-- START OF RECORDS --

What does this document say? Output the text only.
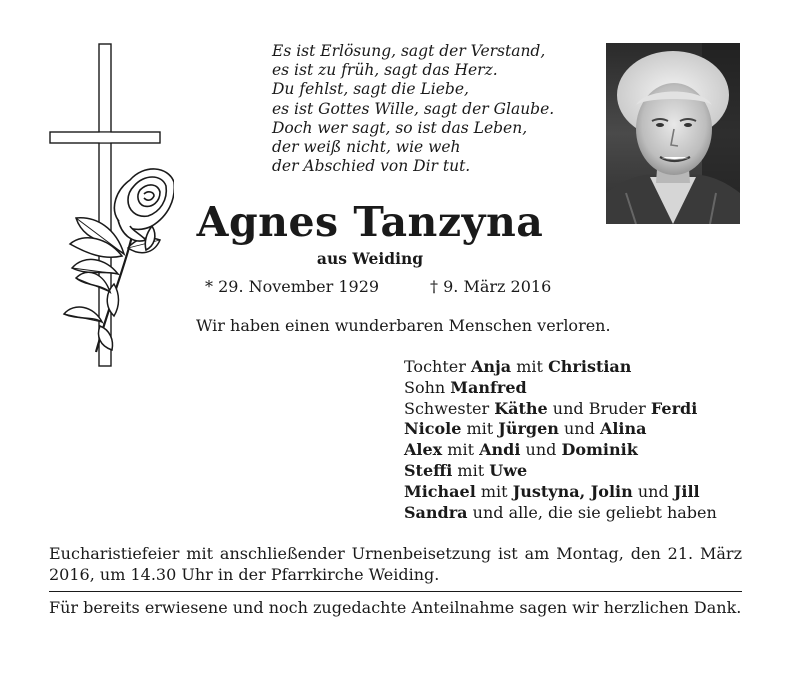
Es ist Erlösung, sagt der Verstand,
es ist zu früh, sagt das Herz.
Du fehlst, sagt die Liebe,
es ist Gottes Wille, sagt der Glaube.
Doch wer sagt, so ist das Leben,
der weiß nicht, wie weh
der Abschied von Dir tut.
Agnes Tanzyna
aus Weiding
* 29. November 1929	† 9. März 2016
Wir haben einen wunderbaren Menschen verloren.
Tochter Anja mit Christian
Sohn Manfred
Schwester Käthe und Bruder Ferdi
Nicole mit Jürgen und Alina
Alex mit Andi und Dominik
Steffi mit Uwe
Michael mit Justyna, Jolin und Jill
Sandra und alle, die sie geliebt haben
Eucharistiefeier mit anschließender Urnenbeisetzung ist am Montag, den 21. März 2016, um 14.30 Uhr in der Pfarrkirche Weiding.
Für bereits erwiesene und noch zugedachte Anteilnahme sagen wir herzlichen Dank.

-- END OF RECORDS --
-- START OF RECORDS --

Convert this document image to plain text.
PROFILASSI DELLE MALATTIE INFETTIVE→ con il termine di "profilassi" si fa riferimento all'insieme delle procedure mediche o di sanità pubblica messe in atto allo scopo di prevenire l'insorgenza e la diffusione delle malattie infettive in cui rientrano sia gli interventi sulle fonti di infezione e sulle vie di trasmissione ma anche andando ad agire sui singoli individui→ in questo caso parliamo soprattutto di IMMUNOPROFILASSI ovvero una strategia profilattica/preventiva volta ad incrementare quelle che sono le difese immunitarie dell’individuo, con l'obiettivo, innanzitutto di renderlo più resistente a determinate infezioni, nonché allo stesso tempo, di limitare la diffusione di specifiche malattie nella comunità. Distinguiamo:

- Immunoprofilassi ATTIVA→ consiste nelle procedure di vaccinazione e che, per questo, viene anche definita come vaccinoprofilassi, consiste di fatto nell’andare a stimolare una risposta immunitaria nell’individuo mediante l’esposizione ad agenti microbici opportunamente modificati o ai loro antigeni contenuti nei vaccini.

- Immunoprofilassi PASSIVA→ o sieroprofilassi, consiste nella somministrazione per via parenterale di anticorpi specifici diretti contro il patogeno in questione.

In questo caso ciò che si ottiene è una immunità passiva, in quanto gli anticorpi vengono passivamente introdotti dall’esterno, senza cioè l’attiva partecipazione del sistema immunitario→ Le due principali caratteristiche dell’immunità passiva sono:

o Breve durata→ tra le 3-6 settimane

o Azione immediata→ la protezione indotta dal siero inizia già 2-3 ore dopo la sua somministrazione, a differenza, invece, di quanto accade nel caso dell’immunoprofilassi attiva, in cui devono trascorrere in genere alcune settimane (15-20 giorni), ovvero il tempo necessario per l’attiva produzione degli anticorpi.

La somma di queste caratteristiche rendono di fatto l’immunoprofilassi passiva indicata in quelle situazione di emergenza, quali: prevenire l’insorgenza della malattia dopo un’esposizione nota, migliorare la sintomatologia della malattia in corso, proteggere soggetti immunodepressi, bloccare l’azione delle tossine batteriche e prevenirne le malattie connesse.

-- END OF RECORDS --

▶ _WHAT YOU SHOULD DO_:
From the listing above, copy every line that includes the word "ovvero".

▶ _ANSWER TO THIS PROBLEM_:
PROFILASSI DELLE MALATTIE INFETTIVE→ con il termine di "profilassi" si fa riferimento all'insieme delle procedure mediche o di sanità pubblica messe in atto allo scopo di prevenire l'insorgenza e la diffusione delle malattie infettive in cui rientrano sia gli interventi sulle fonti di infezione e sulle vie di trasmissione ma anche andando ad agire sui singoli individui→ in questo caso parliamo soprattutto di IMMUNOPROFILASSI ovvero una strategia profilattica/preventiva volta ad incrementare quelle che sono le difese immunitarie dell’individuo, con l'obiettivo, innanzitutto di renderlo più resistente a determinate infezioni, nonché allo stesso tempo, di limitare la diffusione di specifiche malattie nella comunità. Distinguiamo:
o Azione immediata→ la protezione indotta dal siero inizia già 2-3 ore dopo la sua somministrazione, a differenza, invece, di quanto accade nel caso dell’immunoprofilassi attiva, in cui devono trascorrere in genere alcune settimane (15-20 giorni), ovvero il tempo necessario per l’attiva produzione degli anticorpi.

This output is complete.